▶ _EXERCISE REQUIREMENTS_
Tally the lines in the following entries that include the word "into"; state only the total.

▶ _INPUT RECORDS_
■ ■ ■

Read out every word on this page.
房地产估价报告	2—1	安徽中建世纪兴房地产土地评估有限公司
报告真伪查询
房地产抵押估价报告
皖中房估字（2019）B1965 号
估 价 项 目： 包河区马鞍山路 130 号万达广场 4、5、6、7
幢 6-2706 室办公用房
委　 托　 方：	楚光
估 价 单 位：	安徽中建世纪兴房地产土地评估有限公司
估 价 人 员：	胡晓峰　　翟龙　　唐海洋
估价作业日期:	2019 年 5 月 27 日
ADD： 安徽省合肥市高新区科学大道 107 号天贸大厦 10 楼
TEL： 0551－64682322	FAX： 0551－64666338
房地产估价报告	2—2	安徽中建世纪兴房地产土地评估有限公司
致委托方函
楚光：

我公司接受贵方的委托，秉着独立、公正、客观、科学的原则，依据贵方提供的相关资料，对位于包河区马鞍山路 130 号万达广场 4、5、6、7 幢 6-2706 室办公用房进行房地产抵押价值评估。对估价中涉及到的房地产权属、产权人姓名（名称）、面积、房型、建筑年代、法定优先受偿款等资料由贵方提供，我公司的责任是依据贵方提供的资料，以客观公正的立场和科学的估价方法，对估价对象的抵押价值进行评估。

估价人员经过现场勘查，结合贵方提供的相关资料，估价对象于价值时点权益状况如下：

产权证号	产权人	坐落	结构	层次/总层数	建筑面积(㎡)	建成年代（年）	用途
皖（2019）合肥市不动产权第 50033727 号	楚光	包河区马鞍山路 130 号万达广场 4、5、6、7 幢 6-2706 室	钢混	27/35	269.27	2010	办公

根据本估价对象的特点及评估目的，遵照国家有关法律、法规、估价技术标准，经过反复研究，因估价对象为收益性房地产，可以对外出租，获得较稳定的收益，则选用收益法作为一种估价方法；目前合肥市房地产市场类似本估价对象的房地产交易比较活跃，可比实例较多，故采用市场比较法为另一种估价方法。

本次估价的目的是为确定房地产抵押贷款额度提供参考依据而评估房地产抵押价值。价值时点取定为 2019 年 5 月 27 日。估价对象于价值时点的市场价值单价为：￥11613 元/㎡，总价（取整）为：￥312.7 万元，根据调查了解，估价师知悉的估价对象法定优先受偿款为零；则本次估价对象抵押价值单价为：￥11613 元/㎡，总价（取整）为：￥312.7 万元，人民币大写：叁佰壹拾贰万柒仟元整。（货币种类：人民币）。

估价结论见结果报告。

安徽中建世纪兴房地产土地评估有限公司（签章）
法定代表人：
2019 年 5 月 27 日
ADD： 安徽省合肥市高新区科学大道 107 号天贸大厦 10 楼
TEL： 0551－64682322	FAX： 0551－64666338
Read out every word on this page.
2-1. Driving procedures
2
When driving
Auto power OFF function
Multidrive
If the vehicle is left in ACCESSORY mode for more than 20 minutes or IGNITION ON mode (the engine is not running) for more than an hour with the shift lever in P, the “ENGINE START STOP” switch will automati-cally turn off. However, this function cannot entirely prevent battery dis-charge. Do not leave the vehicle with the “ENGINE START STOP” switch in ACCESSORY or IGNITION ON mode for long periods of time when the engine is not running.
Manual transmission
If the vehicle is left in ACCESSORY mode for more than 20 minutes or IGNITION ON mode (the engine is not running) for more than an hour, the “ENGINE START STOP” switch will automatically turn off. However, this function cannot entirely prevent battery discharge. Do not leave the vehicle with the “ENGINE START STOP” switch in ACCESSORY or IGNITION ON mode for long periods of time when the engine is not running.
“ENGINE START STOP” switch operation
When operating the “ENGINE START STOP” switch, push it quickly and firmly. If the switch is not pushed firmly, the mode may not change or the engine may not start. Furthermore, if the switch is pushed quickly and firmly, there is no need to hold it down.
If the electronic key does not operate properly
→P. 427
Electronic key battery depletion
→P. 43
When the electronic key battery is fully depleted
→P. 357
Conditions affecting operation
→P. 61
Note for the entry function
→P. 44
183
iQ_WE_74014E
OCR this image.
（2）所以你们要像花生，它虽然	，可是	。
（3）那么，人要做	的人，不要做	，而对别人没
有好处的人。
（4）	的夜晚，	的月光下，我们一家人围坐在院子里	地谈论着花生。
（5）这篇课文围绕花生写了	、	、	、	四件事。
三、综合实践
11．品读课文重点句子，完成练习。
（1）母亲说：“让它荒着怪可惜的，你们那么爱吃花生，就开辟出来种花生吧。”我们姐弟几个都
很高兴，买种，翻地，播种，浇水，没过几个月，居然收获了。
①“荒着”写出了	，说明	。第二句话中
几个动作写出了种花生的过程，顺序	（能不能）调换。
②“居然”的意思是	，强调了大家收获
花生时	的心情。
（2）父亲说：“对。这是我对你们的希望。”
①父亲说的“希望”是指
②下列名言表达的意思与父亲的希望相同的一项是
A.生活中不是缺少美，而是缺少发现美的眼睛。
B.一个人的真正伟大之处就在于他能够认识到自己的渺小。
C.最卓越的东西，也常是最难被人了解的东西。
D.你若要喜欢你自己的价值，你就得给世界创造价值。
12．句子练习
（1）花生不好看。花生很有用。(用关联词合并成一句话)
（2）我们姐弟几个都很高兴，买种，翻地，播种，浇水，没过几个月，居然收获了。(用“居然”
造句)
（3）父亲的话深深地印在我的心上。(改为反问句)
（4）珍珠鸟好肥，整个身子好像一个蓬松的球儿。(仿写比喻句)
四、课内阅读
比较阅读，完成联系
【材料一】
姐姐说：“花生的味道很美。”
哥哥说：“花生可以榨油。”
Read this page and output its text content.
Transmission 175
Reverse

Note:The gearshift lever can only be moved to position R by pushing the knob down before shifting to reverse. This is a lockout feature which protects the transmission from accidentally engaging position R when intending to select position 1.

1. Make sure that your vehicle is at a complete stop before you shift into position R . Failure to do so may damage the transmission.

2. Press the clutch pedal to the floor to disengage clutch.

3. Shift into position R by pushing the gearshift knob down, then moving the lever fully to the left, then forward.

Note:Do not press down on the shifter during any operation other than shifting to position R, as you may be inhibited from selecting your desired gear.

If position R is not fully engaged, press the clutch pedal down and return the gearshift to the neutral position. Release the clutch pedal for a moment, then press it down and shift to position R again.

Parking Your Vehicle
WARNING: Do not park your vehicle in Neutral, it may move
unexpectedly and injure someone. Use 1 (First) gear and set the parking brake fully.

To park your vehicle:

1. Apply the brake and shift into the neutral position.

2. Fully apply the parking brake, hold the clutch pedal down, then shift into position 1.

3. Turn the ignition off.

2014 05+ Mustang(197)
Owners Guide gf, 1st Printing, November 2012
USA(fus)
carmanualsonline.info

■ ■ ■

▶ _RESULT OF THE TASK_
4